> [WHAT TO DO] Return the count of lines that hold the string "субсидий", with no other words.
--
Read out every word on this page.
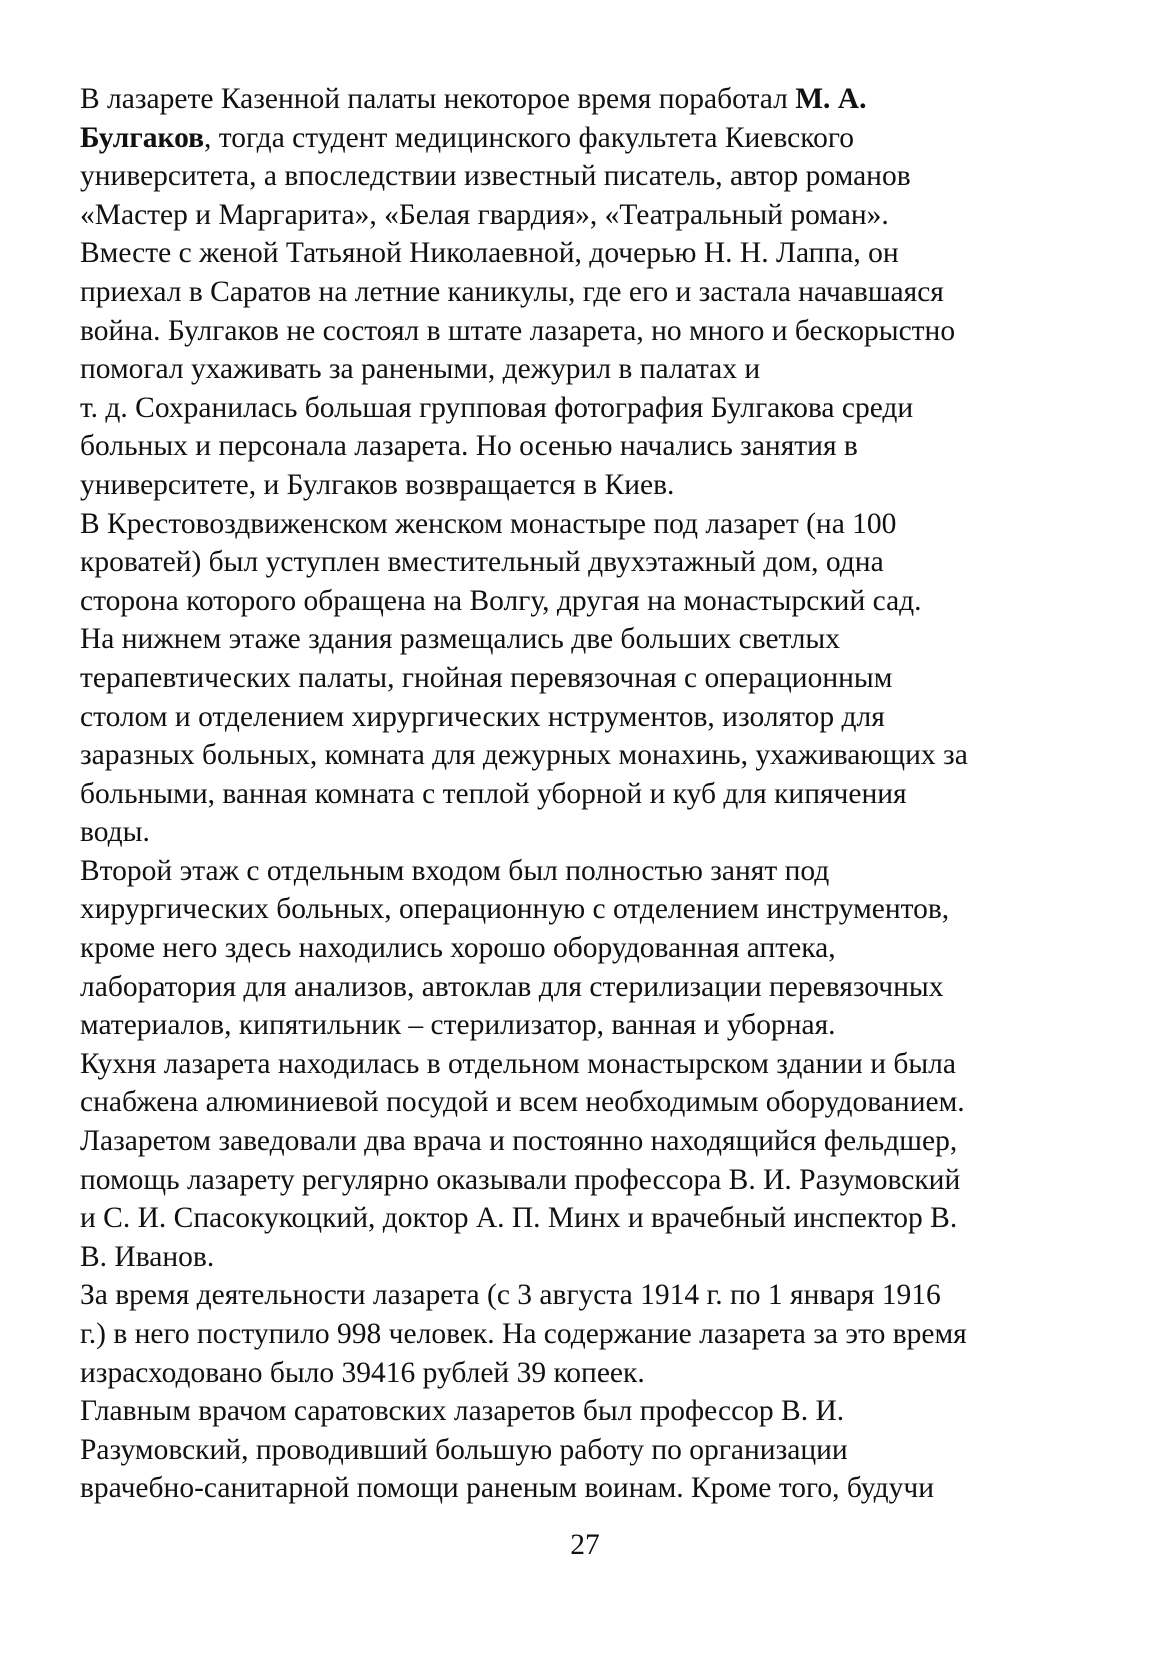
В лазарете Казенной палаты некоторое время поработал М. А.
Булгаков, тогда студент медицинского факультета Киевского
университета, а впоследствии известный писатель, автор романов
«Мастер и Маргарита», «Белая гвардия», «Театральный роман».
Вместе с женой Татьяной Николаевной, дочерью Н. Н. Лаппа, он
приехал в Саратов на летние каникулы, где его и застала начавшаяся
война. Булгаков не состоял в штате лазарета, но много и бескорыстно
помогал ухаживать за ранеными, дежурил в палатах и
т. д. Сохранилась большая групповая фотография Булгакова среди
больных и персонала лазарета. Но осенью начались занятия в
университете, и Булгаков возвращается в Киев.
В Крестовоздвиженском женском монастыре под лазарет (на 100
кроватей) был уступлен вместительный двухэтажный дом, одна
сторона которого обращена на Волгу, другая на монастырский сад.
На нижнем этаже здания размещались две больших светлых
терапевтических палаты, гнойная перевязочная с операционным
столом и отделением хирургических нструментов, изолятор для
заразных больных, комната для дежурных монахинь, ухаживающих за
больными, ванная комната с теплой уборной и куб для кипячения
воды.
Второй этаж с отдельным входом был полностью занят под
хирургических больных, операционную с отделением инструментов,
кроме него здесь находились хорошо оборудованная аптека,
лаборатория для анализов, автоклав для стерилизации перевязочных
материалов, кипятильник – стерилизатор, ванная и уборная.
Кухня лазарета находилась в отдельном монастырском здании и была
снабжена алюминиевой посудой и всем необходимым оборудованием.
Лазаретом заведовали два врача и постоянно находящийся фельдшер,
помощь лазарету регулярно оказывали профессора В. И. Разумовский
и С. И. Спасокукоцкий, доктор А. П. Минх и врачебный инспектор В.
В. Иванов.
За время деятельности лазарета (с 3 августа 1914 г. по 1 января 1916
г.) в него поступило 998 человек. На содержание лазарета за это время
израсходовано было 39416 рублей 39 копеек.
Главным врачом саратовских лазаретов был профессор В. И.
Разумовский, проводивший большую работу по организации
врачебно-санитарной помощи раненым воинам. Кроме того, будучи
27
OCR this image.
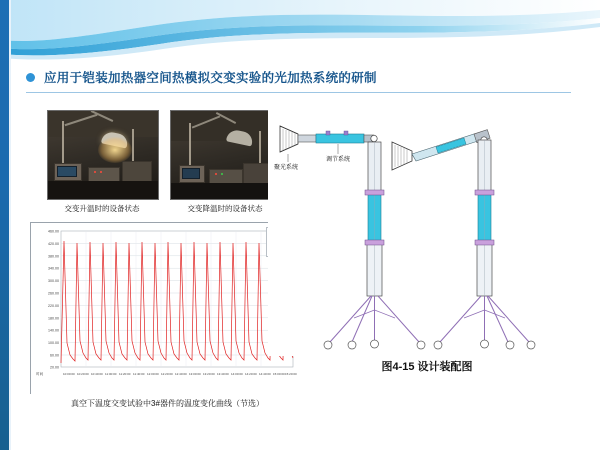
应用于铠装加热器空间热模拟交变实验的光加热系统的研制
交变升温时的设备状态	交变降温时的设备状态
460.00
420.00
380.00
340.00
300.00
260.00
220.00
180.00
140.00
100.00
60.00
20.00
10:00:00 10:20:00 10:40:00 11:00:00 11:20:00 11:40:00 12:00:00 12:20:00 12:40:00 13:00:00 13:20:00 13:40:00 14:00:00 14:20:00 14:40:00 15:00:00 15:20:00
时间
真空下温度交变试验中3#器件的温度变化曲线（节选）
聚光系统
调节系统
图4-15 设计装配图
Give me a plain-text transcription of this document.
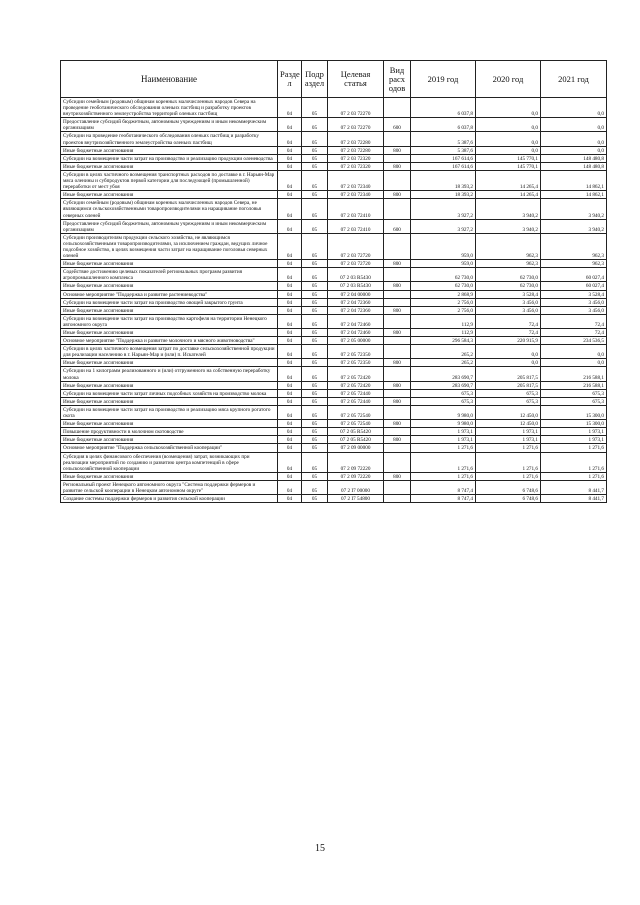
Наименование	Разде л	Подр аздел	Целевая статья	Вид расх одов	2019 год	2020 год	2021 год
Субсидии семейным (родовым) общинам коренных малочисленных народов Севера на проведение геоботанического обследования оленьих пастбищ и разработку проектов внутрихозяйственного землеустройства территорий оленьих пастбищ	04	05	07 2 03 72270		6 037,8	0,0	0,0
Предоставление субсидий бюджетным, автономным учреждениям и иным некоммерческим организациям	04	05	07 2 03 72270	600	6 037,8	0,0	0,0
Субсидии на проведение геоботанического обследования оленьих пастбищ и разработку проектов внутрихозяйственного землеустройства оленьих пастбищ	04	05	07 2 03 72280		5 387,6	0,0	0,0
Иные бюджетные ассигнования	04	05	07 2 03 72280	800	5 387,6	0,0	0,0
Субсидии на возмещение части затрат на производство и реализацию продукции оленеводства	04	05	07 2 03 72320		167 614,6	145 770,1	148 480,8
Иные бюджетные ассигнования	04	05	07 2 03 72320	800	167 614,6	145 770,1	148 480,8
Субсидии в целях частичного возмещения транспортных расходов по доставке в г. Нарьян-Мар мяса оленины и субпродуктов первой категории для последующей (промышленной) переработки от мест убоя	04	05	07 2 03 72340		18 393,2	14 265,4	14 862,1
Иные бюджетные ассигнования	04	05	07 2 03 72340	800	18 393,2	14 265,4	14 862,1
Субсидии семейным (родовым) общинам коренных малочисленных народов Севера, не являющимся сельскохозяйственными товаропроизводителями на наращивание поголовья северных оленей	04	05	07 2 03 72410		3 927,2	3 940,2	3 940,2
Предоставление субсидий бюджетным, автономным учреждениям и иным некоммерческим организациям	04	05	07 2 03 72410	600	3 927,2	3 940,2	3 940,2
Субсидии производителям продукции сельского хозяйства, не являющимся сельскохозяйственными товаропроизводителями, за исключением граждан, ведущих личное подсобное хозяйство, в целях возмещения части затрат на наращивание поголовья северных оленей	04	05	07 2 03 72720		959,0	962,3	962,3
Иные бюджетные ассигнования	04	05	07 2 03 72720	800	959,0	962,3	962,3
Содействие достижению целевых показателей региональных программ развития агропромышленного комплекса	04	05	07 2 03 R5430		62 730,0	62 730,0	60 027,4
Иные бюджетные ассигнования	04	05	07 2 03 R5430	800	62 730,0	62 730,0	60 027,4
Основное мероприятие "Поддержка и развитие растениеводства"	04	05	07 2 04 00000		2 868,9	3 528,4	3 528,4
Субсидии на возмещение части затрат на производство овощей закрытого грунта	04	05	07 2 04 72360		2 756,0	3 456,0	3 456,0
Иные бюджетные ассигнования	04	05	07 2 04 72360	800	2 756,0	3 456,0	3 456,0
Субсидии на возмещение части затрат на производство картофеля на территории Ненецкого автономного округа	04	05	07 2 04 72460		112,9	72,4	72,4
Иные бюджетные ассигнования	04	05	07 2 04 72460	800	112,9	72,4	72,4
Основное мероприятие "Поддержка и развитие молочного и мясного животноводства"	04	05	07 2 05 00000		296 584,3	220 915,9	234 536,5
Субсидии в целях частичного возмещения затрат по доставке сельскохозяйственной продукции для реализации населению в г. Нарьян-Мар и (или) п. Искателей	04	05	07 2 05 72350		265,2	0,0	0,0
Иные бюджетные ассигнования	04	05	07 2 05 72350	800	265,2	0,0	0,0
Субсидии на 1 килограмм реализованного и (или) отгруженного на собственную переработку молока	04	05	07 2 05 72420		283 690,7	205 817,5	216 588,1
Иные бюджетные ассигнования	04	05	07 2 05 72420	800	283 690,7	205 817,5	216 588,1
Субсидии на возмещение части затрат личных подсобных хозяйств на производство молока	04	05	07 2 05 72440		675,3	675,3	675,3
Иные бюджетные ассигнования	04	05	07 2 05 72440	800	675,3	675,3	675,3
Субсидии на возмещение части затрат на производство и реализацию мяса крупного рогатого скота	04	05	07 2 05 72540		9 980,0	12 450,0	15 300,0
Иные бюджетные ассигнования	04	05	07 2 05 72540	800	9 980,0	12 450,0	15 300,0
Повышение продуктивности в молочном скотоводстве	04	05	07 2 05 R5420		1 973,1	1 973,1	1 973,1
Иные бюджетные ассигнования	04	05	07 2 05 R5420	800	1 973,1	1 973,1	1 973,1
Основное мероприятие "Поддержка сельскохозяйственной кооперации"	04	05	07 2 09 00000		1 271,6	1 271,6	1 271,6
Субсидия в целях финансового обеспечения (возмещения) затрат, возникающих при реализации мероприятий по созданию и развитию центра компетенций в сфере сельскохозяйственной кооперации	04	05	07 2 09 72220		1 271,6	1 271,6	1 271,6
Иные бюджетные ассигнования	04	05	07 2 09 72220	800	1 271,6	1 271,6	1 271,6
Региональный проект Ненецкого автономного округа "Система поддержки фермеров и развитие сельской кооперации в Ненецком автономном округе"	04	05	07 2 I7 00000		8 747,4	6 748,6	8 441,7
Создание системы поддержки фермеров и развития сельской кооперации	04	05	07 2 I7 54800		8 747,4	6 748,6	8 441,7
15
--
> [SOLUTION TO THIS TASK] 2